--- DATA SUPPLIED ---
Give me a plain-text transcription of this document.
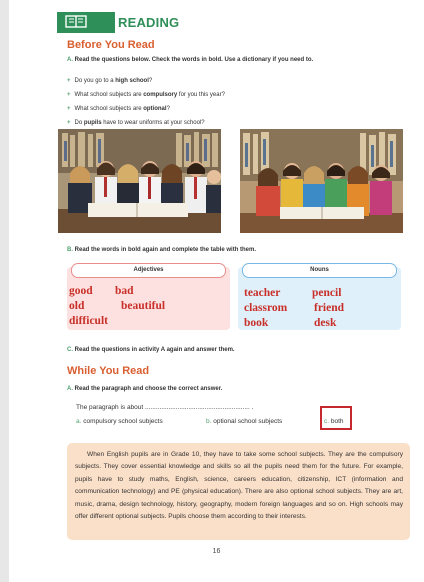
READING
Before You Read
A. Read the questions below. Check the words in bold. Use a dictionary if you need to.
+ Do you go to a high school?
+ What school subjects are compulsory for you this year?
+ What school subjects are optional?
+ Do pupils have to wear uniforms at your school?
B. Read the words in bold again and complete the table with them.
Adjectives
good bad
old	beautiful
difficult
Nouns
teacher	pencil
classrom friend
book	desk
C. Read the questions in activity A again and answer them.
While You Read
A. Read the paragraph and choose the correct answer.
The paragraph is about .......................................................... .
a. compulsory school subjects	b. optional school subjects	c. both
When English pupils are in Grade 10, they have to take some school subjects. They are the compulsory subjects. They cover essential knowledge and skills so all the pupils need them for the future. For example, pupils have to study maths, English, science, careers education, citizenship, ICT (information and communication technology) and PE (physical education). There are also optional school subjects. They are art, music, drama, design technology, history, geography, modern foreign languages and so on. High schools may offer different optional subjects. Pupils choose them according to their interests.
16
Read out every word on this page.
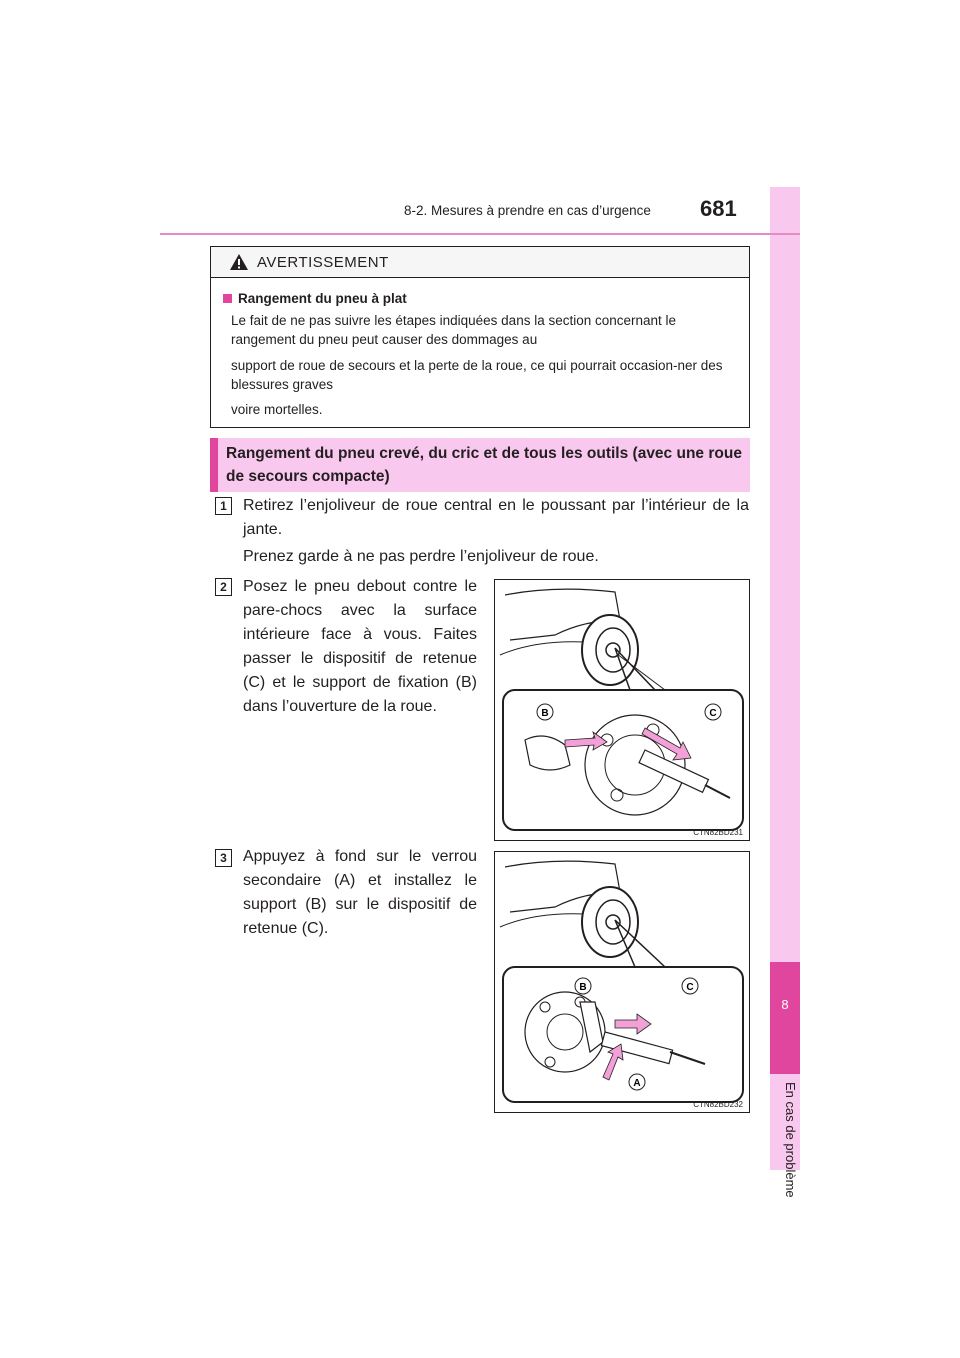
8
En cas de problème
8-2. Mesures à prendre en cas d’urgence 681
AVERTISSEMENT
Rangement du pneu à plat
Le fait de ne pas suivre les étapes indiquées dans la section concernant le rangement du pneu peut causer des dommages au
support de roue de secours et la perte de la roue, ce qui pourrait occasion-ner des blessures graves
voire mortelles.
Rangement du pneu crevé, du cric et de tous les outils (avec une roue de secours compacte)
1	Retirez l’enjoliveur de roue central en le poussant par l’intérieur de la jante.
Prenez garde à ne pas perdre l’enjoliveur de roue.
2	Posez le pneu debout contre le pare-chocs avec la surface intérieure face à vous. Faites passer le dispositif de retenue (C) et le support de fixation (B) dans l’ouverture de la roue.	B	C
CTN82BD231
3	Appuyez à fond sur le verrou secondaire (A) et installez le support (B) sur le dispositif de retenue (C).
B	C
A
CTN82BD232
---
BRIEF>
Count how many lines of the listing above include "again" and report that number alone.

TASK OUTPUT>
2